Dataset excerpts -
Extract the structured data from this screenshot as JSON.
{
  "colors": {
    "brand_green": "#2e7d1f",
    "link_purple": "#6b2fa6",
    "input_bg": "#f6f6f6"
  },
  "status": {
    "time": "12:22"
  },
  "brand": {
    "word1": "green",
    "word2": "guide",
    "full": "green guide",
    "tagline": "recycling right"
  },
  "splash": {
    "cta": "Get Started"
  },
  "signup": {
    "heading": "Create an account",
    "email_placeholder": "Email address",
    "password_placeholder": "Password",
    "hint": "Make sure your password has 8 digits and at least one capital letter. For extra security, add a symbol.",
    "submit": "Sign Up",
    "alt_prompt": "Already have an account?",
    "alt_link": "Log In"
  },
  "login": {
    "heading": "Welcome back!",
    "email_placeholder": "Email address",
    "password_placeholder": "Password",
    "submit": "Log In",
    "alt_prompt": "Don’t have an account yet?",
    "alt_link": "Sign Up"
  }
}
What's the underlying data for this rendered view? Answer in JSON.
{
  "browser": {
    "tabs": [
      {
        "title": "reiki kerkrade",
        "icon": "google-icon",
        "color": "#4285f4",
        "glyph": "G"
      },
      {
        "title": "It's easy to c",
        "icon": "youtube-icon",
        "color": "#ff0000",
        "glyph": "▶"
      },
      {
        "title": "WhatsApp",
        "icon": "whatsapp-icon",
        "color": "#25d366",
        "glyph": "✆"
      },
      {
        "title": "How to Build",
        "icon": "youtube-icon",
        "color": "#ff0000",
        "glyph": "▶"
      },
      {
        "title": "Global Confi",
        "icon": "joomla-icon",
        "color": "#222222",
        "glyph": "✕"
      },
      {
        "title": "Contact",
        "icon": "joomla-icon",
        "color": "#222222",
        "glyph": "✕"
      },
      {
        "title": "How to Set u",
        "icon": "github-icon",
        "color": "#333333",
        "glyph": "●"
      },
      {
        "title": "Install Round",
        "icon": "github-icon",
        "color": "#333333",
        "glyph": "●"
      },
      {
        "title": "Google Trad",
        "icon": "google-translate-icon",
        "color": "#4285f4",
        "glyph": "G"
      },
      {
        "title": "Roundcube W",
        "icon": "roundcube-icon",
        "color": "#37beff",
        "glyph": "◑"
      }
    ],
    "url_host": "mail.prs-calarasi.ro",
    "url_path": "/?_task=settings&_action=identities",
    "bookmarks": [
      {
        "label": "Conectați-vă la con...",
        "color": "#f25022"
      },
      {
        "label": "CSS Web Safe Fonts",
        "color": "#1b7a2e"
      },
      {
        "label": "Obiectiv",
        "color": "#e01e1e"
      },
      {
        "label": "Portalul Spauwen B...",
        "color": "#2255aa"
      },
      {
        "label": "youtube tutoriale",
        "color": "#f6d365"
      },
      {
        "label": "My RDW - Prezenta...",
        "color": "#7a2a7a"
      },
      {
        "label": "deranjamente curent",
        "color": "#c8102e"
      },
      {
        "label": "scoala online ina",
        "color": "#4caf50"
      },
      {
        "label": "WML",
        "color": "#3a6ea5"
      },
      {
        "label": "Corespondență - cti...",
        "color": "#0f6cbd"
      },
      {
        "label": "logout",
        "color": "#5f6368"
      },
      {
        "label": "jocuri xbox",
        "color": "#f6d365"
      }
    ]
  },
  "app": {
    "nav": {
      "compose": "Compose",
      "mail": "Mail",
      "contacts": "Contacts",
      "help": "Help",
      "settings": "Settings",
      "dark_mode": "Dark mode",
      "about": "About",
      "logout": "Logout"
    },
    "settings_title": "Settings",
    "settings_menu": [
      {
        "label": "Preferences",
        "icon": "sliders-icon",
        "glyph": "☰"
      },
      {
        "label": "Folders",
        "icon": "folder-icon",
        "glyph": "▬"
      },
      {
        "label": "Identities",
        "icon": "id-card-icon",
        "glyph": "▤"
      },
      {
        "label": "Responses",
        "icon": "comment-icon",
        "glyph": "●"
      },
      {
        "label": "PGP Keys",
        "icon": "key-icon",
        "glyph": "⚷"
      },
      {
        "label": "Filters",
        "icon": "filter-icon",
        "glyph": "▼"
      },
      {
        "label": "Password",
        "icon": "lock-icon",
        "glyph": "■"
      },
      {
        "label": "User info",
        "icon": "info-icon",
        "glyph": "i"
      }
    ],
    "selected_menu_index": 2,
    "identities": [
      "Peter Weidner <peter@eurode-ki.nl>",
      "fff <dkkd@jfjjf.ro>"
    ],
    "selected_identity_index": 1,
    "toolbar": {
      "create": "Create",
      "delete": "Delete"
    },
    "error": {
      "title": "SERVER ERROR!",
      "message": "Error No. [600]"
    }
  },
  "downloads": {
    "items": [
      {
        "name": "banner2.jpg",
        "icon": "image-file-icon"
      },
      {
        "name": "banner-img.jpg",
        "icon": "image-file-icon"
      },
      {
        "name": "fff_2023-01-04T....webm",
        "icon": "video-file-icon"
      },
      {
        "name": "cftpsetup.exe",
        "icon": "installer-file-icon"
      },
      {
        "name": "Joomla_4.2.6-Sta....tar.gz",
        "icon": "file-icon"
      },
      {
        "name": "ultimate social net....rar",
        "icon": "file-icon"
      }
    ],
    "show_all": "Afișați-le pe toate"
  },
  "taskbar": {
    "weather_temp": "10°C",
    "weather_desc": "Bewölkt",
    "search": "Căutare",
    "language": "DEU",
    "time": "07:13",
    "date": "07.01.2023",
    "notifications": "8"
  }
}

Aim of the exercise - Copy each line of the data above without altering a single character.

Expected output -
Extract the structured data from this screenshot as JSON.
{
  "colors": {
    "brand_green": "#2e7d1f",
    "link_purple": "#6b2fa6",
    "input_bg": "#f6f6f6"
  },
  "status": {
    "time": "12:22"
  },
  "brand": {
    "word1": "green",
    "word2": "guide",
    "full": "green guide",
    "tagline": "recycling right"
  },
  "splash": {
    "cta": "Get Started"
  },
  "signup": {
    "heading": "Create an account",
    "email_placeholder": "Email address",
    "password_placeholder": "Password",
    "hint": "Make sure your password has 8 digits and at least one capital letter. For extra security, add a symbol.",
    "submit": "Sign Up",
    "alt_prompt": "Already have an account?",
    "alt_link": "Log In"
  },
  "login": {
    "heading": "Welcome back!",
    "email_placeholder": "Email address",
    "password_placeholder": "Password",
    "submit": "Log In",
    "alt_prompt": "Don’t have an account yet?",
    "alt_link": "Sign Up"
  }
}
What's the underlying data for this rendered view? Answer in JSON.
{
  "browser": {
    "tabs": [
      {
        "title": "reiki kerkrade",
        "icon": "google-icon",
        "color": "#4285f4",
        "glyph": "G"
      },
      {
        "title": "It's easy to c",
        "icon": "youtube-icon",
        "color": "#ff0000",
        "glyph": "▶"
      },
      {
        "title": "WhatsApp",
        "icon": "whatsapp-icon",
        "color": "#25d366",
        "glyph": "✆"
      },
      {
        "title": "How to Build",
        "icon": "youtube-icon",
        "color": "#ff0000",
        "glyph": "▶"
      },
      {
        "title": "Global Confi",
        "icon": "joomla-icon",
        "color": "#222222",
        "glyph": "✕"
      },
      {
        "title": "Contact",
        "icon": "joomla-icon",
        "color": "#222222",
        "glyph": "✕"
      },
      {
        "title": "How to Set u",
        "icon": "github-icon",
        "color": "#333333",
        "glyph": "●"
      },
      {
        "title": "Install Round",
        "icon": "github-icon",
        "color": "#333333",
        "glyph": "●"
      },
      {
        "title": "Google Trad",
        "icon": "google-translate-icon",
        "color": "#4285f4",
        "glyph": "G"
      },
      {
        "title": "Roundcube W",
        "icon": "roundcube-icon",
        "color": "#37beff",
        "glyph": "◑"
      }
    ],
    "url_host": "mail.prs-calarasi.ro",
    "url_path": "/?_task=settings&_action=identities",
    "bookmarks": [
      {
        "label": "Conectați-vă la con...",
        "color": "#f25022"
      },
      {
        "label": "CSS Web Safe Fonts",
        "color": "#1b7a2e"
      },
      {
        "label": "Obiectiv",
        "color": "#e01e1e"
      },
      {
        "label": "Portalul Spauwen B...",
        "color": "#2255aa"
      },
      {
        "label": "youtube tutoriale",
        "color": "#f6d365"
      },
      {
        "label": "My RDW - Prezenta...",
        "color": "#7a2a7a"
      },
      {
        "label": "deranjamente curent",
        "color": "#c8102e"
      },
      {
        "label": "scoala online ina",
        "color": "#4caf50"
      },
      {
        "label": "WML",
        "color": "#3a6ea5"
      },
      {
        "label": "Corespondență - cti...",
        "color": "#0f6cbd"
      },
      {
        "label": "logout",
        "color": "#5f6368"
      },
      {
        "label": "jocuri xbox",
        "color": "#f6d365"
      }
    ]
  },
  "app": {
    "nav": {
      "compose": "Compose",
      "mail": "Mail",
      "contacts": "Contacts",
      "help": "Help",
      "settings": "Settings",
      "dark_mode": "Dark mode",
      "about": "About",
      "logout": "Logout"
    },
    "settings_title": "Settings",
    "settings_menu": [
      {
        "label": "Preferences",
        "icon": "sliders-icon",
        "glyph": "☰"
      },
      {
        "label": "Folders",
        "icon": "folder-icon",
        "glyph": "▬"
      },
      {
        "label": "Identities",
        "icon": "id-card-icon",
        "glyph": "▤"
      },
      {
        "label": "Responses",
        "icon": "comment-icon",
        "glyph": "●"
      },
      {
        "label": "PGP Keys",
        "icon": "key-icon",
        "glyph": "⚷"
      },
      {
        "label": "Filters",
        "icon": "filter-icon",
        "glyph": "▼"
      },
      {
        "label": "Password",
        "icon": "lock-icon",
        "glyph": "■"
      },
      {
        "label": "User info",
        "icon": "info-icon",
        "glyph": "i"
      }
    ],
    "selected_menu_index": 2,
    "identities": [
      "Peter Weidner <peter@eurode-ki.nl>",
      "fff <dkkd@jfjjf.ro>"
    ],
    "selected_identity_index": 1,
    "toolbar": {
      "create": "Create",
      "delete": "Delete"
    },
    "error": {
      "title": "SERVER ERROR!",
      "message": "Error No. [600]"
    }
  },
  "downloads": {
    "items": [
      {
        "name": "banner2.jpg",
        "icon": "image-file-icon"
      },
      {
        "name": "banner-img.jpg",
        "icon": "image-file-icon"
      },
      {
        "name": "fff_2023-01-04T....webm",
        "icon": "video-file-icon"
      },
      {
        "name": "cftpsetup.exe",
        "icon": "installer-file-icon"
      },
      {
        "name": "Joomla_4.2.6-Sta....tar.gz",
        "icon": "file-icon"
      },
      {
        "name": "ultimate social net....rar",
        "icon": "file-icon"
      }
    ],
    "show_all": "Afișați-le pe toate"
  },
  "taskbar": {
    "weather_temp": "10°C",
    "weather_desc": "Bewölkt",
    "search": "Căutare",
    "language": "DEU",
    "time": "07:13",
    "date": "07.01.2023",
    "notifications": "8"
  }
}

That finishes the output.